(The problem)
Return every entry exactly.

• • •

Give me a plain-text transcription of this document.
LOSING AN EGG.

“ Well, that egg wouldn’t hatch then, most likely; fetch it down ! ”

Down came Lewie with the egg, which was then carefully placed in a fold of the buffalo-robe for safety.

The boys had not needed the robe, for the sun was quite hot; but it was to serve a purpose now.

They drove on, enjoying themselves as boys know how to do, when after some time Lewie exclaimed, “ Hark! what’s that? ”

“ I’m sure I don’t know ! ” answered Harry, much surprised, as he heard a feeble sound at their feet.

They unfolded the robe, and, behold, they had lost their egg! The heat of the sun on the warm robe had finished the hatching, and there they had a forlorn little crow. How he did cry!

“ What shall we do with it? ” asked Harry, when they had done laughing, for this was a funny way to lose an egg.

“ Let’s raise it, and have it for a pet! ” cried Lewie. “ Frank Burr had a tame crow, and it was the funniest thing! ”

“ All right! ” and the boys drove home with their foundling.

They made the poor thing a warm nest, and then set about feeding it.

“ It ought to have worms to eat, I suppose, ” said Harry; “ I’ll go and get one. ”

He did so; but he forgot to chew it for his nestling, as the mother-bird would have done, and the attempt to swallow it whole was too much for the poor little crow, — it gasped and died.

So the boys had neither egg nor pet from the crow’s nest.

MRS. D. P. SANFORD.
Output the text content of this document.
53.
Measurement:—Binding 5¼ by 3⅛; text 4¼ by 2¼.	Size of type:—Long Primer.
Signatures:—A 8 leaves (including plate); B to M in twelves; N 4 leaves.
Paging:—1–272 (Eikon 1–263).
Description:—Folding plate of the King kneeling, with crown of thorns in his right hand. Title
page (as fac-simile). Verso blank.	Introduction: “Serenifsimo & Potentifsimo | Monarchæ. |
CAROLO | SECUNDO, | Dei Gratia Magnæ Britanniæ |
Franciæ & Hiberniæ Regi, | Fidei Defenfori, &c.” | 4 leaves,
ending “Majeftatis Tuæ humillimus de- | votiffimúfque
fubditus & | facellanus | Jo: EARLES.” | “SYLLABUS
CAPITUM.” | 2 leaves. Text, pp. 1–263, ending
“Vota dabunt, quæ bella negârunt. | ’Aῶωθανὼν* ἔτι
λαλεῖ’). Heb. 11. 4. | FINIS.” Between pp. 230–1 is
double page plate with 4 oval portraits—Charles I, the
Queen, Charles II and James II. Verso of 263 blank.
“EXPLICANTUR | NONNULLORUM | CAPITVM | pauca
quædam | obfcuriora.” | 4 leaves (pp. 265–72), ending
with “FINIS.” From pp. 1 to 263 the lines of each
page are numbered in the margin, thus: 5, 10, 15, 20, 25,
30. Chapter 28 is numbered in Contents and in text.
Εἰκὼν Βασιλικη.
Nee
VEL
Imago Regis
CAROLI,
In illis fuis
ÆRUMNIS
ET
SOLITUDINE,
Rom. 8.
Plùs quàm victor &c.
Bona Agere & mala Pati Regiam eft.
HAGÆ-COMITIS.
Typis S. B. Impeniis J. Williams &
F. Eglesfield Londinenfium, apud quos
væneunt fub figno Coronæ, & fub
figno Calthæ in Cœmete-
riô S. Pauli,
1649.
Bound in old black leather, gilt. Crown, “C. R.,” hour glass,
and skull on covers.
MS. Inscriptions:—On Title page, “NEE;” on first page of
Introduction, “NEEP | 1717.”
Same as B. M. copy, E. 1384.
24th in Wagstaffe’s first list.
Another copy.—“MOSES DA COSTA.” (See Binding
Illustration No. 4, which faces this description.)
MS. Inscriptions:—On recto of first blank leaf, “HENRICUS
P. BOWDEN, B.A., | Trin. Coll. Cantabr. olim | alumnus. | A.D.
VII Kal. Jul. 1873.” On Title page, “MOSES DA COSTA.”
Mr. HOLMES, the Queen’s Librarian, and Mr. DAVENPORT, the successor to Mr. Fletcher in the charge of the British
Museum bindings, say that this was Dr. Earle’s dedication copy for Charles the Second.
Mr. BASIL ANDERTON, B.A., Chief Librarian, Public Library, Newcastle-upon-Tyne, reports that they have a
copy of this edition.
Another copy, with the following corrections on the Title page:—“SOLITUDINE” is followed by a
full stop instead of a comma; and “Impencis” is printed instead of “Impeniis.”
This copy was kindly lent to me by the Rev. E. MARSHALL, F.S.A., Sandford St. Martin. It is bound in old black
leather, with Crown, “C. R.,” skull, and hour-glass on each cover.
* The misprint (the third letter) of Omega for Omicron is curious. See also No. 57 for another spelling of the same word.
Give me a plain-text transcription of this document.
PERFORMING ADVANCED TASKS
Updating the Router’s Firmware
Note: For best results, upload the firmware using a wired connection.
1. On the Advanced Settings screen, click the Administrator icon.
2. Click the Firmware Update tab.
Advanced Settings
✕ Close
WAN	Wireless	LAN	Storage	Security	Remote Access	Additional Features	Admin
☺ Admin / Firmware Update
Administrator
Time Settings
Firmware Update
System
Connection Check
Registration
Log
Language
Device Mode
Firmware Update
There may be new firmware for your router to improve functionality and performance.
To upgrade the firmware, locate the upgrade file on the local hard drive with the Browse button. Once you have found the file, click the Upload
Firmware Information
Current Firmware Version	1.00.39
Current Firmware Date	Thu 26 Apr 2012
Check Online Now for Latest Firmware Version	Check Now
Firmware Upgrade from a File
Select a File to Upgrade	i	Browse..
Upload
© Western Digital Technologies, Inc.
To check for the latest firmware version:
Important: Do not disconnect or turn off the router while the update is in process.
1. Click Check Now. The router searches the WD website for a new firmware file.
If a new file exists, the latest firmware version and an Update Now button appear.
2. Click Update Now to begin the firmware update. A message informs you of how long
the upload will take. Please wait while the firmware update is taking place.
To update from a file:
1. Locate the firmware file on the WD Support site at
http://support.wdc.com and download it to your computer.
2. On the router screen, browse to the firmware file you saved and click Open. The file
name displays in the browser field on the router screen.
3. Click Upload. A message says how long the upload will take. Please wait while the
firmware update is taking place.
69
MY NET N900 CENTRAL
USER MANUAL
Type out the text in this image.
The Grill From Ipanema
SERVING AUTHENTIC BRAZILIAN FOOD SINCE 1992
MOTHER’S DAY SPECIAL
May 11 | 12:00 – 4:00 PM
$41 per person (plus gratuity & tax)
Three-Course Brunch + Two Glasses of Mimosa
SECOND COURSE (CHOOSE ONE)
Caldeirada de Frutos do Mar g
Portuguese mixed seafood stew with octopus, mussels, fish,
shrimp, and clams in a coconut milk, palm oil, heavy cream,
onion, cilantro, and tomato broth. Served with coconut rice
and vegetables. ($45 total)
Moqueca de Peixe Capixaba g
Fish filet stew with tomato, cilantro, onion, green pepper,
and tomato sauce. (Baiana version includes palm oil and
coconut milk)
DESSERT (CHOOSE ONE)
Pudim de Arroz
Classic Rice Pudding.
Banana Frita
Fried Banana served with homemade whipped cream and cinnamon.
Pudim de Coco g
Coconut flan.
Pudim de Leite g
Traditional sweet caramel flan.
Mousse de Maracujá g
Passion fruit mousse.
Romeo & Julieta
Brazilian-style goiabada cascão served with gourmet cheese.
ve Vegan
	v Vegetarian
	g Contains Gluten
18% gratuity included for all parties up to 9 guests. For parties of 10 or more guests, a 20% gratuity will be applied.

• • •

(Answer to this exercise)
Give me a plain-text transcription of this document.
LOSING AN EGG.

“ Well, that egg wouldn’t hatch then, most likely; fetch it down ! ”

Down came Lewie with the egg, which was then carefully placed in a fold of the buffalo-robe for safety.

The boys had not needed the robe, for the sun was quite hot; but it was to serve a purpose now.

They drove on, enjoying themselves as boys know how to do, when after some time Lewie exclaimed, “ Hark! what’s that? ”

“ I’m sure I don’t know ! ” answered Harry, much surprised, as he heard a feeble sound at their feet.

They unfolded the robe, and, behold, they had lost their egg! The heat of the sun on the warm robe had finished the hatching, and there they had a forlorn little crow. How he did cry!

“ What shall we do with it? ” asked Harry, when they had done laughing, for this was a funny way to lose an egg.

“ Let’s raise it, and have it for a pet! ” cried Lewie. “ Frank Burr had a tame crow, and it was the funniest thing! ”

“ All right! ” and the boys drove home with their foundling.

They made the poor thing a warm nest, and then set about feeding it.

“ It ought to have worms to eat, I suppose, ” said Harry; “ I’ll go and get one. ”

He did so; but he forgot to chew it for his nestling, as the mother-bird would have done, and the attempt to swallow it whole was too much for the poor little crow, — it gasped and died.

So the boys had neither egg nor pet from the crow’s nest.

MRS. D. P. SANFORD.
Output the text content of this document.
53.
Measurement:—Binding 5¼ by 3⅛; text 4¼ by 2¼.	Size of type:—Long Primer.
Signatures:—A 8 leaves (including plate); B to M in twelves; N 4 leaves.
Paging:—1–272 (Eikon 1–263).
Description:—Folding plate of the King kneeling, with crown of thorns in his right hand. Title
page (as fac-simile). Verso blank.	Introduction: “Serenifsimo & Potentifsimo | Monarchæ. |
CAROLO | SECUNDO, | Dei Gratia Magnæ Britanniæ |
Franciæ & Hiberniæ Regi, | Fidei Defenfori, &c.” | 4 leaves,
ending “Majeftatis Tuæ humillimus de- | votiffimúfque
fubditus & | facellanus | Jo: EARLES.” | “SYLLABUS
CAPITUM.” | 2 leaves. Text, pp. 1–263, ending
“Vota dabunt, quæ bella negârunt. | ’Aῶωθανὼν* ἔτι
λαλεῖ’). Heb. 11. 4. | FINIS.” Between pp. 230–1 is
double page plate with 4 oval portraits—Charles I, the
Queen, Charles II and James II. Verso of 263 blank.
“EXPLICANTUR | NONNULLORUM | CAPITVM | pauca
quædam | obfcuriora.” | 4 leaves (pp. 265–72), ending
with “FINIS.” From pp. 1 to 263 the lines of each
page are numbered in the margin, thus: 5, 10, 15, 20, 25,
30. Chapter 28 is numbered in Contents and in text.
Εἰκὼν Βασιλικη.
Nee
VEL
Imago Regis
CAROLI,
In illis fuis
ÆRUMNIS
ET
SOLITUDINE,
Rom. 8.
Plùs quàm victor &c.
Bona Agere & mala Pati Regiam eft.
HAGÆ-COMITIS.
Typis S. B. Impeniis J. Williams &
F. Eglesfield Londinenfium, apud quos
væneunt fub figno Coronæ, & fub
figno Calthæ in Cœmete-
riô S. Pauli,
1649.
Bound in old black leather, gilt. Crown, “C. R.,” hour glass,
and skull on covers.
MS. Inscriptions:—On Title page, “NEE;” on first page of
Introduction, “NEEP | 1717.”
Same as B. M. copy, E. 1384.
24th in Wagstaffe’s first list.
Another copy.—“MOSES DA COSTA.” (See Binding
Illustration No. 4, which faces this description.)
MS. Inscriptions:—On recto of first blank leaf, “HENRICUS
P. BOWDEN, B.A., | Trin. Coll. Cantabr. olim | alumnus. | A.D.
VII Kal. Jul. 1873.” On Title page, “MOSES DA COSTA.”
Mr. HOLMES, the Queen’s Librarian, and Mr. DAVENPORT, the successor to Mr. Fletcher in the charge of the British
Museum bindings, say that this was Dr. Earle’s dedication copy for Charles the Second.
Mr. BASIL ANDERTON, B.A., Chief Librarian, Public Library, Newcastle-upon-Tyne, reports that they have a
copy of this edition.
Another copy, with the following corrections on the Title page:—“SOLITUDINE” is followed by a
full stop instead of a comma; and “Impencis” is printed instead of “Impeniis.”
This copy was kindly lent to me by the Rev. E. MARSHALL, F.S.A., Sandford St. Martin. It is bound in old black
leather, with Crown, “C. R.,” skull, and hour-glass on each cover.
* The misprint (the third letter) of Omega for Omicron is curious. See also No. 57 for another spelling of the same word.
Give me a plain-text transcription of this document.
PERFORMING ADVANCED TASKS
Updating the Router’s Firmware
Note: For best results, upload the firmware using a wired connection.
1. On the Advanced Settings screen, click the Administrator icon.
2. Click the Firmware Update tab.
Advanced Settings
✕ Close
WAN	Wireless	LAN	Storage	Security	Remote Access	Additional Features	Admin
☺ Admin / Firmware Update
Administrator
Time Settings
Firmware Update
System
Connection Check
Registration
Log
Language
Device Mode
Firmware Update
There may be new firmware for your router to improve functionality and performance.
To upgrade the firmware, locate the upgrade file on the local hard drive with the Browse button. Once you have found the file, click the Upload
Firmware Information
Current Firmware Version	1.00.39
Current Firmware Date	Thu 26 Apr 2012
Check Online Now for Latest Firmware Version	Check Now
Firmware Upgrade from a File
Select a File to Upgrade	i	Browse..
Upload
© Western Digital Technologies, Inc.
To check for the latest firmware version:
Important: Do not disconnect or turn off the router while the update is in process.
1. Click Check Now. The router searches the WD website for a new firmware file.
If a new file exists, the latest firmware version and an Update Now button appear.
2. Click Update Now to begin the firmware update. A message informs you of how long
the upload will take. Please wait while the firmware update is taking place.
To update from a file:
1. Locate the firmware file on the WD Support site at
http://support.wdc.com and download it to your computer.
2. On the router screen, browse to the firmware file you saved and click Open. The file
name displays in the browser field on the router screen.
3. Click Upload. A message says how long the upload will take. Please wait while the
firmware update is taking place.
69
MY NET N900 CENTRAL
USER MANUAL
Type out the text in this image.
The Grill From Ipanema
SERVING AUTHENTIC BRAZILIAN FOOD SINCE 1992
MOTHER’S DAY SPECIAL
May 11 | 12:00 – 4:00 PM
$41 per person (plus gratuity & tax)
Three-Course Brunch + Two Glasses of Mimosa
SECOND COURSE (CHOOSE ONE)
Caldeirada de Frutos do Mar g
Portuguese mixed seafood stew with octopus, mussels, fish,
shrimp, and clams in a coconut milk, palm oil, heavy cream,
onion, cilantro, and tomato broth. Served with coconut rice
and vegetables. ($45 total)
Moqueca de Peixe Capixaba g
Fish filet stew with tomato, cilantro, onion, green pepper,
and tomato sauce. (Baiana version includes palm oil and
coconut milk)
DESSERT (CHOOSE ONE)
Pudim de Arroz
Classic Rice Pudding.
Banana Frita
Fried Banana served with homemade whipped cream and cinnamon.
Pudim de Coco g
Coconut flan.
Pudim de Leite g
Traditional sweet caramel flan.
Mousse de Maracujá g
Passion fruit mousse.
Romeo & Julieta
Brazilian-style goiabada cascão served with gourmet cheese.
ve Vegan
	v Vegetarian
	g Contains Gluten
18% gratuity included for all parties up to 9 guests. For parties of 10 or more guests, a 20% gratuity will be applied.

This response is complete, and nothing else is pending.